◆ **Goal**: Reproduce the lines of every record below, swapping each occurrence of "Shipment Notification" for "Shipping Alert" and keeping everything else unchanged; leave the pictures out of your answer.

◆ **Listed entries**:
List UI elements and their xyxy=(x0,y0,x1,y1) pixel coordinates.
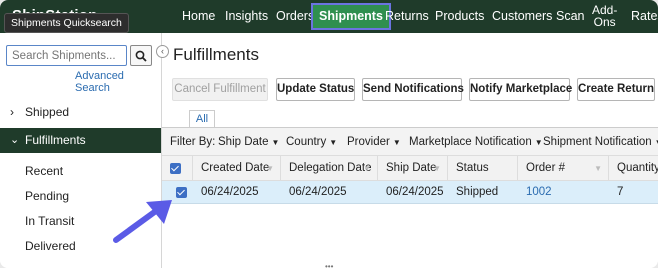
create-return-button[interactable]: Create Return xyxy=(577,78,655,101)
nav-addons-line2: Ons xyxy=(593,15,616,29)
column-label: Quantity xyxy=(617,162,658,174)
sort-icon: ▼ xyxy=(363,164,371,173)
sidebar-subitem-in-transit[interactable]: In Transit xyxy=(25,214,74,228)
sort-icon: ▼ xyxy=(594,164,602,173)
table-header: Created Date ▼ Delegation Date ▼ Ship Date… xyxy=(162,156,658,181)
column-label: Ship Date xyxy=(386,162,437,174)
select-all-checkbox[interactable] xyxy=(170,163,181,174)
search-icon xyxy=(135,50,147,62)
sidebar-item-shipped[interactable]: › Shipped xyxy=(0,100,161,125)
page-title: Fulfillments xyxy=(173,45,259,64)
sidebar-subitem-delivered[interactable]: Delivered xyxy=(25,239,76,253)
sidebar-item-label: Fulfillments xyxy=(25,133,86,147)
nav-products[interactable]: Products xyxy=(435,0,484,33)
column-header-delegation-date[interactable]: Delegation Date ▼ xyxy=(281,156,378,181)
advanced-search-link[interactable]: Advanced Search xyxy=(75,70,161,94)
column-label: Status xyxy=(456,162,489,174)
column-label: Created Date xyxy=(201,162,270,174)
caret-down-icon: ▼ xyxy=(329,138,338,147)
notify-marketplace-button[interactable]: Notify Marketplace xyxy=(469,78,572,101)
cancel-fulfillment-button[interactable]: Cancel Fulfillment xyxy=(172,78,268,101)
caret-down-icon: ▼ xyxy=(271,138,280,147)
filter-item-label: Ship Date xyxy=(218,136,269,148)
tab-all[interactable]: All xyxy=(189,110,215,127)
filter-item-label: Shipment Notification xyxy=(543,136,652,148)
caret-down-icon: ▼ xyxy=(534,138,543,147)
annotation-arrow-icon xyxy=(113,200,172,243)
nav-scan[interactable]: Scan xyxy=(556,0,585,33)
table-row[interactable]: 06/24/2025 06/24/2025 06/24/2025 Shipped… xyxy=(162,181,658,204)
nav-rates[interactable]: Rates xyxy=(631,0,658,33)
cell-created-date: 06/24/2025 xyxy=(201,186,259,198)
chevron-right-icon: › xyxy=(10,105,14,119)
nav-customers[interactable]: Customers xyxy=(492,0,552,33)
column-label: Order # xyxy=(526,162,565,174)
search-box xyxy=(6,45,152,66)
filter-ship-date[interactable]: Ship Date ▼ xyxy=(218,136,279,148)
sort-icon: ▼ xyxy=(433,164,441,173)
sidebar-subitem-recent[interactable]: Recent xyxy=(25,164,63,178)
app-window: ShipStation Shipments Quicksearch Home I… xyxy=(0,0,658,268)
filter-provider[interactable]: Provider ▼ xyxy=(347,136,401,148)
nav-returns[interactable]: Returns xyxy=(385,0,429,33)
nav-home[interactable]: Home xyxy=(182,0,215,33)
cell-ship-date: 06/24/2025 xyxy=(386,186,444,198)
filter-item-label: Provider xyxy=(347,136,390,148)
search-button[interactable] xyxy=(130,45,152,66)
nav-insights[interactable]: Insights xyxy=(225,0,268,33)
sidebar-subitem-pending[interactable]: Pending xyxy=(25,189,69,203)
cell-delegation-date: 06/24/2025 xyxy=(289,186,347,198)
filter-country[interactable]: Country ▼ xyxy=(286,136,337,148)
cell-order-number-link[interactable]: 1002 xyxy=(518,181,552,204)
caret-down-icon: ▼ xyxy=(392,138,401,147)
column-header-created-date[interactable]: Created Date ▼ xyxy=(193,156,281,181)
main-content: Fulfillments Cancel Fulfillment Update S… xyxy=(162,33,658,268)
column-label: Delegation Date xyxy=(289,162,372,174)
filter-shipment-notification[interactable]: Shipment Notification▼ xyxy=(543,136,658,148)
column-header-status[interactable]: Status xyxy=(448,156,518,181)
cell-quantity: 7 xyxy=(617,186,624,198)
nav-addons[interactable]: Add- Ons xyxy=(592,0,617,33)
select-all-cell xyxy=(162,156,193,181)
resize-handle-icon[interactable]: ••• xyxy=(325,262,333,268)
filter-marketplace-notification[interactable]: Marketplace Notification ▼ xyxy=(409,136,543,148)
sidebar-item-fulfillments[interactable]: ⌄ Fulfillments xyxy=(0,128,161,153)
row-checkbox[interactable] xyxy=(176,187,187,198)
filter-item-label: Marketplace Notification xyxy=(409,136,532,148)
collapse-sidebar-button[interactable]: ‹ xyxy=(156,45,169,58)
nav-shipments[interactable]: Shipments xyxy=(311,3,391,30)
chevron-down-icon: ⌄ xyxy=(10,134,20,146)
sort-icon: ▼ xyxy=(266,164,274,173)
filter-bar: Filter By: Ship Date ▼ Country ▼ Provider ▼… xyxy=(162,128,658,156)
quicksearch-tooltip: Shipments Quicksearch xyxy=(4,13,129,33)
search-shipments-input[interactable] xyxy=(6,45,127,66)
column-header-quantity[interactable]: Quantity xyxy=(609,156,658,181)
filter-item-label: Country xyxy=(286,136,327,148)
update-status-button[interactable]: Update Status xyxy=(276,78,355,101)
nav-orders[interactable]: Orders xyxy=(276,0,314,33)
send-notifications-button[interactable]: Send Notifications xyxy=(362,78,464,101)
column-header-ship-date[interactable]: Ship Date ▼ xyxy=(378,156,448,181)
top-navigation: ShipStation Shipments Quicksearch Home I… xyxy=(0,0,658,33)
sidebar-item-label: Shipped xyxy=(25,105,70,119)
column-header-order-number[interactable]: Order # ▼ xyxy=(518,156,609,181)
filter-by-label: Filter By: xyxy=(170,136,216,148)
cell-status: Shipped xyxy=(456,186,499,198)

◆ **The reply**:
List UI elements and their xyxy=(x0,y0,x1,y1) pixel coordinates.
create-return-button[interactable]: Create Return xyxy=(577,78,655,101)
nav-addons-line2: Ons xyxy=(593,15,616,29)
column-label: Quantity xyxy=(617,162,658,174)
sort-icon: ▼ xyxy=(363,164,371,173)
sidebar-subitem-in-transit[interactable]: In Transit xyxy=(25,214,74,228)
sort-icon: ▼ xyxy=(594,164,602,173)
table-header: Created Date ▼ Delegation Date ▼ Ship Date… xyxy=(162,156,658,181)
column-label: Ship Date xyxy=(386,162,437,174)
select-all-checkbox[interactable] xyxy=(170,163,181,174)
search-icon xyxy=(135,50,147,62)
sidebar-item-shipped[interactable]: › Shipped xyxy=(0,100,161,125)
page-title: Fulfillments xyxy=(173,45,259,64)
sidebar-subitem-delivered[interactable]: Delivered xyxy=(25,239,76,253)
sidebar-item-label: Fulfillments xyxy=(25,133,86,147)
nav-products[interactable]: Products xyxy=(435,0,484,33)
column-header-delegation-date[interactable]: Delegation Date ▼ xyxy=(281,156,378,181)
advanced-search-link[interactable]: Advanced Search xyxy=(75,70,161,94)
column-label: Status xyxy=(456,162,489,174)
column-label: Created Date xyxy=(201,162,270,174)
caret-down-icon: ▼ xyxy=(329,138,338,147)
notify-marketplace-button[interactable]: Notify Marketplace xyxy=(469,78,572,101)
cancel-fulfillment-button[interactable]: Cancel Fulfillment xyxy=(172,78,268,101)
caret-down-icon: ▼ xyxy=(271,138,280,147)
filter-item-label: Ship Date xyxy=(218,136,269,148)
tab-all[interactable]: All xyxy=(189,110,215,127)
filter-item-label: Shipping Alert xyxy=(543,136,652,148)
caret-down-icon: ▼ xyxy=(534,138,543,147)
annotation-arrow-icon xyxy=(113,200,172,243)
nav-scan[interactable]: Scan xyxy=(556,0,585,33)
table-row[interactable]: 06/24/2025 06/24/2025 06/24/2025 Shipped… xyxy=(162,181,658,204)
nav-rates[interactable]: Rates xyxy=(631,0,658,33)
cell-created-date: 06/24/2025 xyxy=(201,186,259,198)
chevron-right-icon: › xyxy=(10,105,14,119)
nav-customers[interactable]: Customers xyxy=(492,0,552,33)
column-label: Order # xyxy=(526,162,565,174)
search-box xyxy=(6,45,152,66)
filter-ship-date[interactable]: Ship Date ▼ xyxy=(218,136,279,148)
sort-icon: ▼ xyxy=(433,164,441,173)
sidebar-subitem-recent[interactable]: Recent xyxy=(25,164,63,178)
app-window: ShipStation Shipments Quicksearch Home I… xyxy=(0,0,658,268)
filter-provider[interactable]: Provider ▼ xyxy=(347,136,401,148)
nav-returns[interactable]: Returns xyxy=(385,0,429,33)
nav-home[interactable]: Home xyxy=(182,0,215,33)
cell-ship-date: 06/24/2025 xyxy=(386,186,444,198)
filter-item-label: Provider xyxy=(347,136,390,148)
search-button[interactable] xyxy=(130,45,152,66)
nav-insights[interactable]: Insights xyxy=(225,0,268,33)
sidebar-subitem-pending[interactable]: Pending xyxy=(25,189,69,203)
cell-delegation-date: 06/24/2025 xyxy=(289,186,347,198)
filter-country[interactable]: Country ▼ xyxy=(286,136,337,148)
cell-order-number-link[interactable]: 1002 xyxy=(518,181,552,204)
caret-down-icon: ▼ xyxy=(392,138,401,147)
column-header-created-date[interactable]: Created Date ▼ xyxy=(193,156,281,181)
main-content: Fulfillments Cancel Fulfillment Update S… xyxy=(162,33,658,268)
column-label: Delegation Date xyxy=(289,162,372,174)
filter-shipment-notification[interactable]: Shipping Alert▼ xyxy=(543,136,658,148)
column-header-status[interactable]: Status xyxy=(448,156,518,181)
cell-quantity: 7 xyxy=(617,186,624,198)
nav-addons[interactable]: Add- Ons xyxy=(592,0,617,33)
select-all-cell xyxy=(162,156,193,181)
resize-handle-icon[interactable]: ••• xyxy=(325,262,333,268)
filter-marketplace-notification[interactable]: Marketplace Notification ▼ xyxy=(409,136,543,148)
sidebar-item-fulfillments[interactable]: ⌄ Fulfillments xyxy=(0,128,161,153)
row-checkbox[interactable] xyxy=(176,187,187,198)
filter-item-label: Marketplace Notification xyxy=(409,136,532,148)
collapse-sidebar-button[interactable]: ‹ xyxy=(156,45,169,58)
nav-shipments[interactable]: Shipments xyxy=(311,3,391,30)
chevron-down-icon: ⌄ xyxy=(10,134,20,146)
sort-icon: ▼ xyxy=(266,164,274,173)
filter-bar: Filter By: Ship Date ▼ Country ▼ Provider ▼… xyxy=(162,128,658,156)
quicksearch-tooltip: Shipments Quicksearch xyxy=(4,13,129,33)
search-shipments-input[interactable] xyxy=(6,45,127,66)
column-header-quantity[interactable]: Quantity xyxy=(609,156,658,181)
filter-item-label: Country xyxy=(286,136,327,148)
update-status-button[interactable]: Update Status xyxy=(276,78,355,101)
nav-orders[interactable]: Orders xyxy=(276,0,314,33)
send-notifications-button[interactable]: Send Notifications xyxy=(362,78,464,101)
column-header-ship-date[interactable]: Ship Date ▼ xyxy=(378,156,448,181)
top-navigation: ShipStation Shipments Quicksearch Home I… xyxy=(0,0,658,33)
sidebar-item-label: Shipped xyxy=(25,105,70,119)
column-header-order-number[interactable]: Order # ▼ xyxy=(518,156,609,181)
filter-by-label: Filter By: xyxy=(170,136,216,148)
cell-status: Shipped xyxy=(456,186,499,198)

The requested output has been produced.